===== RECORDS PROVIDED =====

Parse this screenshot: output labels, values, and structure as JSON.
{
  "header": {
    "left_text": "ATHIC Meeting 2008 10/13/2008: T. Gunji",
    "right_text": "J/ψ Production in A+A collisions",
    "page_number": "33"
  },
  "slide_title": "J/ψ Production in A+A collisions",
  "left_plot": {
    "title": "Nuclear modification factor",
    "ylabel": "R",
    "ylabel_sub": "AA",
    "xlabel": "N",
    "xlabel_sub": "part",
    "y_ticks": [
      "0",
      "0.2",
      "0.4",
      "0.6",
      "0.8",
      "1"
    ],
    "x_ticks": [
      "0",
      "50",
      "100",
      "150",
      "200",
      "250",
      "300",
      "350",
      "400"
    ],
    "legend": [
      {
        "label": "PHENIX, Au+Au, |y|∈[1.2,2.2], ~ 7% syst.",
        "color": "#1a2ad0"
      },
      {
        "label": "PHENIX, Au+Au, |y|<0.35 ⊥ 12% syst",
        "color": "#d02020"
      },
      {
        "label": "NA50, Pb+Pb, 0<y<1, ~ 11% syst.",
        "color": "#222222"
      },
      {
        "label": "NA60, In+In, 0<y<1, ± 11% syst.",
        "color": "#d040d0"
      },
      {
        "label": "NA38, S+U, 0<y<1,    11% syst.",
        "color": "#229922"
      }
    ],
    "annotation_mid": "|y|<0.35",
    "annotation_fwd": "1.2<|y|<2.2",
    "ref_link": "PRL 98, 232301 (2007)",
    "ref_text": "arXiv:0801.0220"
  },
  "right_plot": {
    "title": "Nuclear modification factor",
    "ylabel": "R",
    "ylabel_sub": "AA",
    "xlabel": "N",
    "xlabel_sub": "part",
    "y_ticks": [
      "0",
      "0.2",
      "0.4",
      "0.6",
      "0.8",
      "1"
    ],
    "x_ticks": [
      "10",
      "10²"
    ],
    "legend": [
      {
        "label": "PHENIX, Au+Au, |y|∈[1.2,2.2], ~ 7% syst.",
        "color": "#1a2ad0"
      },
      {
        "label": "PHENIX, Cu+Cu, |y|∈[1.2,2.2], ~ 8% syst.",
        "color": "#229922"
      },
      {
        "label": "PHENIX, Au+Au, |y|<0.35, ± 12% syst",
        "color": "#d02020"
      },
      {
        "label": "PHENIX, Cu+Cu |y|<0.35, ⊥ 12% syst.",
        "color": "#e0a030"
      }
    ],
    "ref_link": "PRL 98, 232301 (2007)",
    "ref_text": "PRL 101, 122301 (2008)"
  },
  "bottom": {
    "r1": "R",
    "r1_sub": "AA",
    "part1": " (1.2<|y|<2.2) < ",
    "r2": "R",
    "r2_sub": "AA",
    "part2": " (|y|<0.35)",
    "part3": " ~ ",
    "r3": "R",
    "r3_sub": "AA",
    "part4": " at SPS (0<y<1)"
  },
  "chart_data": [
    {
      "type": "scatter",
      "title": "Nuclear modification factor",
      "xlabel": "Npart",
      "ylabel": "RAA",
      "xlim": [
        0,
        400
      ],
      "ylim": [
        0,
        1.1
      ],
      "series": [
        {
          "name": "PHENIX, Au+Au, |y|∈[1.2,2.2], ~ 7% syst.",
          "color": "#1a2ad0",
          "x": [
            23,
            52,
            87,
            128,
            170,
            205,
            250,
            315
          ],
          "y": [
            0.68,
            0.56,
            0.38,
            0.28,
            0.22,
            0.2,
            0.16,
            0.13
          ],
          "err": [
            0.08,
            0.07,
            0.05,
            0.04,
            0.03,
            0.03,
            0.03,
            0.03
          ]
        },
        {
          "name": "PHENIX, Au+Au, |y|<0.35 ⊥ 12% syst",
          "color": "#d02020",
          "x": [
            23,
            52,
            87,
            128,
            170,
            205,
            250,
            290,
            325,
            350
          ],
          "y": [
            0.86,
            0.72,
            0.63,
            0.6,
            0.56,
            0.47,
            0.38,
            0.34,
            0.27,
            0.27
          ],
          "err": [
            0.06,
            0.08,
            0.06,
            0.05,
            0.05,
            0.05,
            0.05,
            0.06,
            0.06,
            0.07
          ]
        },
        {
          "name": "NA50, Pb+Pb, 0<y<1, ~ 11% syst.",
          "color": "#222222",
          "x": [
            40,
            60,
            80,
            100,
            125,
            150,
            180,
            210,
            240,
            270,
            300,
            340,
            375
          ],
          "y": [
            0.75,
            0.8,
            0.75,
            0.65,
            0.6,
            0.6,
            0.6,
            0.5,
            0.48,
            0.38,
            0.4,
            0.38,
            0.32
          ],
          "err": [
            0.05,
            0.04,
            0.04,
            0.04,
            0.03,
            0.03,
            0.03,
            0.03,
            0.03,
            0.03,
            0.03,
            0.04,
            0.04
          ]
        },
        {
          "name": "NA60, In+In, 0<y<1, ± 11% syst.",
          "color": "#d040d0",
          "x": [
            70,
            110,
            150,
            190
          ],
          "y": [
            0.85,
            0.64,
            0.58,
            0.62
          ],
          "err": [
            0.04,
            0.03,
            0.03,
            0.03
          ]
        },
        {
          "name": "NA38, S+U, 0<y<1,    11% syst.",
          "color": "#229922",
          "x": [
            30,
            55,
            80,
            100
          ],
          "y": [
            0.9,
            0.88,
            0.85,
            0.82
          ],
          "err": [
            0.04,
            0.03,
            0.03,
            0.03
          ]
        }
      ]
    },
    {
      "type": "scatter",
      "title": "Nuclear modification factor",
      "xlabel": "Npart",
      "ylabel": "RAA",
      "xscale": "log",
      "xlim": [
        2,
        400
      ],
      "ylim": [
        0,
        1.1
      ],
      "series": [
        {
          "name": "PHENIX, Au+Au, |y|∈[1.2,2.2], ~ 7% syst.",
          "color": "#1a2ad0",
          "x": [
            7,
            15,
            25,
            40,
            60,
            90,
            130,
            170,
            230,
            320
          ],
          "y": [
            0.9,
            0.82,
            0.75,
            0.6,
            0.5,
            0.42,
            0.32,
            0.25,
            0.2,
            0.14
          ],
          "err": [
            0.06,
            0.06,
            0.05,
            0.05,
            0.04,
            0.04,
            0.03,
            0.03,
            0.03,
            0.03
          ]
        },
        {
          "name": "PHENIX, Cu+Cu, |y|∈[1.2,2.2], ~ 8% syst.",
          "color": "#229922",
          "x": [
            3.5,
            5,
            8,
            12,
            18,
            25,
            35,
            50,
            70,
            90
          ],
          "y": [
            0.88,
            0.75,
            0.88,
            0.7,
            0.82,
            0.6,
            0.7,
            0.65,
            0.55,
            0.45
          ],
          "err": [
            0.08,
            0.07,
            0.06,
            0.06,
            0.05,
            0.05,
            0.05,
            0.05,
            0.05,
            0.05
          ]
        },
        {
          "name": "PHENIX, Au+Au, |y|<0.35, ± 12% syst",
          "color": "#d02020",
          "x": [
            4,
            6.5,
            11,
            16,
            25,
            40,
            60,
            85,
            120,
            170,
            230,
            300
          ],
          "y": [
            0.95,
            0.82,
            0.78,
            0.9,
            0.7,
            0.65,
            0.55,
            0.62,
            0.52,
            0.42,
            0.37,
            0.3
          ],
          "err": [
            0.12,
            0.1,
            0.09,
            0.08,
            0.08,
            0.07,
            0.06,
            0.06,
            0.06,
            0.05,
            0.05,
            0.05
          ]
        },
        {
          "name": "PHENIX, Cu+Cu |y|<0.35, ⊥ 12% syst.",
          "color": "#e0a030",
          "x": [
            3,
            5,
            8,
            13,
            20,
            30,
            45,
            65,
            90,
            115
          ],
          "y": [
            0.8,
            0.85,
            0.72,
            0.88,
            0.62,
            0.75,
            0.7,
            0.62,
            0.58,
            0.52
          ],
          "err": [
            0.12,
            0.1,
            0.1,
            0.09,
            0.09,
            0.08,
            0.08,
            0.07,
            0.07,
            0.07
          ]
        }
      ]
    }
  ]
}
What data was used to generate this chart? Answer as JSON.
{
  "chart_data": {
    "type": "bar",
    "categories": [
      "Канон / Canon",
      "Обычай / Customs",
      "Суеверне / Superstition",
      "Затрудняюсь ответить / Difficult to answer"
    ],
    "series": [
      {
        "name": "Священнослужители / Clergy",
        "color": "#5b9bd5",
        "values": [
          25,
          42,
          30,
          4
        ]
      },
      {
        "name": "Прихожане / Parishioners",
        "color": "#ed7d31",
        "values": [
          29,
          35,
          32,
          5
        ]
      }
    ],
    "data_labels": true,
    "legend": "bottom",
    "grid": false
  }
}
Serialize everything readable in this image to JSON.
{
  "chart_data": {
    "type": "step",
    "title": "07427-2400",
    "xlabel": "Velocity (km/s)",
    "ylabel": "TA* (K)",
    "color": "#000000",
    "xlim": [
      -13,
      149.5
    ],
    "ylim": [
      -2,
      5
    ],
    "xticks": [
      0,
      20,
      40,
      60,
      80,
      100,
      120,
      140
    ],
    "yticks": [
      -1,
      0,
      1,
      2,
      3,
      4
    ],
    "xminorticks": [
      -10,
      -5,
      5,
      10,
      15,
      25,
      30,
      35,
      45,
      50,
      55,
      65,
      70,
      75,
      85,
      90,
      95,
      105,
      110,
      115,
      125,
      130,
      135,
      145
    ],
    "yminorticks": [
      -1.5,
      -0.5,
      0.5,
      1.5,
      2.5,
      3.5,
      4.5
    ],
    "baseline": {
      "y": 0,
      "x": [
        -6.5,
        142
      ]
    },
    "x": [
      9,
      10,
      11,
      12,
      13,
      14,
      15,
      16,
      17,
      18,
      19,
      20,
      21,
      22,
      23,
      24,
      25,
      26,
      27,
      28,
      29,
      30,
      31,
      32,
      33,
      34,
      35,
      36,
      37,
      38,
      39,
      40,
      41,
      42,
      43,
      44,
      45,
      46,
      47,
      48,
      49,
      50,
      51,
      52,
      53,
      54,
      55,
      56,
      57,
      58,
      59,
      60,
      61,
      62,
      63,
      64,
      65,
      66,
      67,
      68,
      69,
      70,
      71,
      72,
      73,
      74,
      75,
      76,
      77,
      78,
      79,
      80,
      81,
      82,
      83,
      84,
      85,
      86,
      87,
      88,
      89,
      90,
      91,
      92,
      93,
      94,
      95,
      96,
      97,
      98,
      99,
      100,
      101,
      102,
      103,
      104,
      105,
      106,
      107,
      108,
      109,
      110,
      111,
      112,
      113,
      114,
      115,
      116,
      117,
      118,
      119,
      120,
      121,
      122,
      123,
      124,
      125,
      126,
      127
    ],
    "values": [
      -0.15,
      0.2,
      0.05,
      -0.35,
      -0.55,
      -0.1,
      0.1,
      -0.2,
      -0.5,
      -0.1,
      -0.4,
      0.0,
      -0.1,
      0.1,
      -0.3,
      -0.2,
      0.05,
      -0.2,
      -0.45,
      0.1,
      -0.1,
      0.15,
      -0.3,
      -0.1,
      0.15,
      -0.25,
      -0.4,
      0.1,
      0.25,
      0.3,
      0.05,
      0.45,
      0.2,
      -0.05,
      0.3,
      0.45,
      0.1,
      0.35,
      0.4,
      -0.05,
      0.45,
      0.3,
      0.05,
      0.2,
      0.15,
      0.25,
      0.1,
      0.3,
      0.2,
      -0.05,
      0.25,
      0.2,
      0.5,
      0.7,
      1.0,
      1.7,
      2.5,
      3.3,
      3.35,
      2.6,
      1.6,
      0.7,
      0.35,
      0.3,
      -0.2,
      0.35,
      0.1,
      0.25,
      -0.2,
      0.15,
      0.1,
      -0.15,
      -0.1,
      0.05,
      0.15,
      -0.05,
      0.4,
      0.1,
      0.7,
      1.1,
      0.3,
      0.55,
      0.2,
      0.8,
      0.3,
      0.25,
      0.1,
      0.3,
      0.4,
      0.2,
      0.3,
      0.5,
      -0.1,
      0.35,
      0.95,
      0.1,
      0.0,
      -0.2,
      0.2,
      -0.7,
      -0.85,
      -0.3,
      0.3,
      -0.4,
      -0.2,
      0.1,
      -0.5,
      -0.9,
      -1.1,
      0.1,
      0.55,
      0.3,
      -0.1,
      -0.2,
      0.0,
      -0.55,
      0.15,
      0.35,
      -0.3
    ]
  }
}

=====

● **WHAT TO WORK ON**:
Scan the data for the word "values" and copy every line where it shows up.

● **ANSWER TO THIS EXERCISE**:
Parse this screenshot: output labels, values, and structure as JSON.
        "values": [
        "values": [
    "values": [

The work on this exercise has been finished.